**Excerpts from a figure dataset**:
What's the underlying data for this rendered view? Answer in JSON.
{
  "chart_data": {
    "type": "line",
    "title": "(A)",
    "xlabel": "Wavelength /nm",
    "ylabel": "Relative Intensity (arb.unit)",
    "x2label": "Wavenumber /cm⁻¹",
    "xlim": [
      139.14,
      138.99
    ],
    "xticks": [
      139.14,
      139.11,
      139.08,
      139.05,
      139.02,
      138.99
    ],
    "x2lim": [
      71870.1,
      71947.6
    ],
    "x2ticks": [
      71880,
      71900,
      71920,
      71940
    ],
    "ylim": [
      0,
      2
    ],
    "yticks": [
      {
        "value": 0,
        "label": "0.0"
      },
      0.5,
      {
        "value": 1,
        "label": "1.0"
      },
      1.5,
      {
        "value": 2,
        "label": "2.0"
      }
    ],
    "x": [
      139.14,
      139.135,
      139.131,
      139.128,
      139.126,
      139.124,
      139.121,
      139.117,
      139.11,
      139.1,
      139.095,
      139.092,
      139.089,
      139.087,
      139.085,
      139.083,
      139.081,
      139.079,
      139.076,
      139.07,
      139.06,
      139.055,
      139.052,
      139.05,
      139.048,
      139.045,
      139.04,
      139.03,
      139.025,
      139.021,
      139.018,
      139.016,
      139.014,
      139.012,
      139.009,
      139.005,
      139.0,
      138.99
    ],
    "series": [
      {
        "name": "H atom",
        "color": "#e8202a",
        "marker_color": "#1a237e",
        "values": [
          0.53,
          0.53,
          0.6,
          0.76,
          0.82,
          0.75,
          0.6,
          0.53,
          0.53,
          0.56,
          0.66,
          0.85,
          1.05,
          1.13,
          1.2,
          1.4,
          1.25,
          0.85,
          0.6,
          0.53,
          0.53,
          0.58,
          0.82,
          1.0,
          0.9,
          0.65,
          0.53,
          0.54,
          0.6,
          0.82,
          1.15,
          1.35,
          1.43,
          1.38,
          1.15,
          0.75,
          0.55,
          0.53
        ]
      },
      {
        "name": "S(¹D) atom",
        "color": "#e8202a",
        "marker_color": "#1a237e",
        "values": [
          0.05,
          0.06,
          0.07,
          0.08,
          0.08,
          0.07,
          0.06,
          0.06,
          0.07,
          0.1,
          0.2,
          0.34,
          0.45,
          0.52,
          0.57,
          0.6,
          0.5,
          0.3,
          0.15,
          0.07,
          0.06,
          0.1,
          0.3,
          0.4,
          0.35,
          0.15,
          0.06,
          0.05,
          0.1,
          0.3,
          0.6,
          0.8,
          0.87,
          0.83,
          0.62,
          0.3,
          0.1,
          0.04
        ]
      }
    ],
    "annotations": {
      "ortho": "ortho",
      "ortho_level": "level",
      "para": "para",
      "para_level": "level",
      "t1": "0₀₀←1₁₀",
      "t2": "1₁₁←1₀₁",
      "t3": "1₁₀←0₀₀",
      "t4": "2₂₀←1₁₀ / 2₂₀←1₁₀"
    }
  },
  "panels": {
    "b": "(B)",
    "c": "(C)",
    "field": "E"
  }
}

**TO BE DONE**:
Return the entries above exactly, each one complete.

**ANSWER BELOW**:
What's the underlying data for this rendered view? Answer in JSON.
{
  "chart_data": {
    "type": "line",
    "title": "(A)",
    "xlabel": "Wavelength /nm",
    "ylabel": "Relative Intensity (arb.unit)",
    "x2label": "Wavenumber /cm⁻¹",
    "xlim": [
      139.14,
      138.99
    ],
    "xticks": [
      139.14,
      139.11,
      139.08,
      139.05,
      139.02,
      138.99
    ],
    "x2lim": [
      71870.1,
      71947.6
    ],
    "x2ticks": [
      71880,
      71900,
      71920,
      71940
    ],
    "ylim": [
      0,
      2
    ],
    "yticks": [
      {
        "value": 0,
        "label": "0.0"
      },
      0.5,
      {
        "value": 1,
        "label": "1.0"
      },
      1.5,
      {
        "value": 2,
        "label": "2.0"
      }
    ],
    "x": [
      139.14,
      139.135,
      139.131,
      139.128,
      139.126,
      139.124,
      139.121,
      139.117,
      139.11,
      139.1,
      139.095,
      139.092,
      139.089,
      139.087,
      139.085,
      139.083,
      139.081,
      139.079,
      139.076,
      139.07,
      139.06,
      139.055,
      139.052,
      139.05,
      139.048,
      139.045,
      139.04,
      139.03,
      139.025,
      139.021,
      139.018,
      139.016,
      139.014,
      139.012,
      139.009,
      139.005,
      139.0,
      138.99
    ],
    "series": [
      {
        "name": "H atom",
        "color": "#e8202a",
        "marker_color": "#1a237e",
        "values": [
          0.53,
          0.53,
          0.6,
          0.76,
          0.82,
          0.75,
          0.6,
          0.53,
          0.53,
          0.56,
          0.66,
          0.85,
          1.05,
          1.13,
          1.2,
          1.4,
          1.25,
          0.85,
          0.6,
          0.53,
          0.53,
          0.58,
          0.82,
          1.0,
          0.9,
          0.65,
          0.53,
          0.54,
          0.6,
          0.82,
          1.15,
          1.35,
          1.43,
          1.38,
          1.15,
          0.75,
          0.55,
          0.53
        ]
      },
      {
        "name": "S(¹D) atom",
        "color": "#e8202a",
        "marker_color": "#1a237e",
        "values": [
          0.05,
          0.06,
          0.07,
          0.08,
          0.08,
          0.07,
          0.06,
          0.06,
          0.07,
          0.1,
          0.2,
          0.34,
          0.45,
          0.52,
          0.57,
          0.6,
          0.5,
          0.3,
          0.15,
          0.07,
          0.06,
          0.1,
          0.3,
          0.4,
          0.35,
          0.15,
          0.06,
          0.05,
          0.1,
          0.3,
          0.6,
          0.8,
          0.87,
          0.83,
          0.62,
          0.3,
          0.1,
          0.04
        ]
      }
    ],
    "annotations": {
      "ortho": "ortho",
      "ortho_level": "level",
      "para": "para",
      "para_level": "level",
      "t1": "0₀₀←1₁₀",
      "t2": "1₁₁←1₀₁",
      "t3": "1₁₀←0₀₀",
      "t4": "2₂₀←1₁₀ / 2₂₀←1₁₀"
    }
  },
  "panels": {
    "b": "(B)",
    "c": "(C)",
    "field": "E"
  }
}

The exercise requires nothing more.